#### RECORD SET ####

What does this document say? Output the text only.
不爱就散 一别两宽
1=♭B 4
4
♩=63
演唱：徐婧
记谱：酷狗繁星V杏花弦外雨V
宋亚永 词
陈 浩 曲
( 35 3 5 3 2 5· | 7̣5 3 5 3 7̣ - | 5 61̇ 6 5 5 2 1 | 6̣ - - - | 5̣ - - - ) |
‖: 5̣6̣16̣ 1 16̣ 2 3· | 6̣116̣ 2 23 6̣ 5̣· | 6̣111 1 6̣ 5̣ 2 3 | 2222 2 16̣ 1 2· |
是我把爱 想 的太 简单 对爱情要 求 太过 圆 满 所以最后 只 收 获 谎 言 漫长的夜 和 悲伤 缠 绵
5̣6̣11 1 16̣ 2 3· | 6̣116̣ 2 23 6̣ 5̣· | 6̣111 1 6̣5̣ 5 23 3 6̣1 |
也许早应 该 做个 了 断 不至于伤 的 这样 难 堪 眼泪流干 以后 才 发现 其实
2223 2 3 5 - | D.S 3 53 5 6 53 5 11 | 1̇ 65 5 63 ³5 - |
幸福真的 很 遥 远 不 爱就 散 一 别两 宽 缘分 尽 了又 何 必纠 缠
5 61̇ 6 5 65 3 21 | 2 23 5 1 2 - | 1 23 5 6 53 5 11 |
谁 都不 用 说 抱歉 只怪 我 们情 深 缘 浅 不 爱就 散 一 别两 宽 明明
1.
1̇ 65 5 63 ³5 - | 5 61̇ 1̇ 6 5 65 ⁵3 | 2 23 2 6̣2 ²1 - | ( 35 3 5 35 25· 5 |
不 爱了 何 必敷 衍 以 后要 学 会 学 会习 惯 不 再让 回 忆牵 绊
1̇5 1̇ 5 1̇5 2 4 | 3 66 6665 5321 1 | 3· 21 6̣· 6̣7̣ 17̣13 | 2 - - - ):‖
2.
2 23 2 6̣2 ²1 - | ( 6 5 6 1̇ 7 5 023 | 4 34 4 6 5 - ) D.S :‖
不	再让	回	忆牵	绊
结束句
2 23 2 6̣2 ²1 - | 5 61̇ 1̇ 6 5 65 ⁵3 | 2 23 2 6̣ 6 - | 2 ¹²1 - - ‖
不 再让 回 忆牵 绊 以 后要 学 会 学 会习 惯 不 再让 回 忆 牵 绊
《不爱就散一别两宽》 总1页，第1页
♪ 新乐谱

####

### STATED GOAL
Copy out each record exactly as given, omitting none.

### ANSWER BELOW
What does this document say? Output the text only.
不爱就散 一别两宽
1=♭B 4
4
♩=63
演唱：徐婧
记谱：酷狗繁星V杏花弦外雨V
宋亚永 词
陈 浩 曲
( 35 3 5 3 2 5· | 7̣5 3 5 3 7̣ - | 5 61̇ 6 5 5 2 1 | 6̣ - - - | 5̣ - - - ) |
‖: 5̣6̣16̣ 1 16̣ 2 3· | 6̣116̣ 2 23 6̣ 5̣· | 6̣111 1 6̣ 5̣ 2 3 | 2222 2 16̣ 1 2· |
是我把爱 想 的太 简单 对爱情要 求 太过 圆 满 所以最后 只 收 获 谎 言 漫长的夜 和 悲伤 缠 绵
5̣6̣11 1 16̣ 2 3· | 6̣116̣ 2 23 6̣ 5̣· | 6̣111 1 6̣5̣ 5 23 3 6̣1 |
也许早应 该 做个 了 断 不至于伤 的 这样 难 堪 眼泪流干 以后 才 发现 其实
2223 2 3 5 - | D.S 3 53 5 6 53 5 11 | 1̇ 65 5 63 ³5 - |
幸福真的 很 遥 远 不 爱就 散 一 别两 宽 缘分 尽 了又 何 必纠 缠
5 61̇ 6 5 65 3 21 | 2 23 5 1 2 - | 1 23 5 6 53 5 11 |
谁 都不 用 说 抱歉 只怪 我 们情 深 缘 浅 不 爱就 散 一 别两 宽 明明
1.
1̇ 65 5 63 ³5 - | 5 61̇ 1̇ 6 5 65 ⁵3 | 2 23 2 6̣2 ²1 - | ( 35 3 5 35 25· 5 |
不 爱了 何 必敷 衍 以 后要 学 会 学 会习 惯 不 再让 回 忆牵 绊
1̇5 1̇ 5 1̇5 2 4 | 3 66 6665 5321 1 | 3· 21 6̣· 6̣7̣ 17̣13 | 2 - - - ):‖
2.
2 23 2 6̣2 ²1 - | ( 6 5 6 1̇ 7 5 023 | 4 34 4 6 5 - ) D.S :‖
不	再让	回	忆牵	绊
结束句
2 23 2 6̣2 ²1 - | 5 61̇ 1̇ 6 5 65 ⁵3 | 2 23 2 6̣ 6 - | 2 ¹²1 - - ‖
不 再让 回 忆牵 绊 以 后要 学 会 学 会习 惯 不 再让 回 忆 牵 绊
《不爱就散一别两宽》 总1页，第1页
♪ 新乐谱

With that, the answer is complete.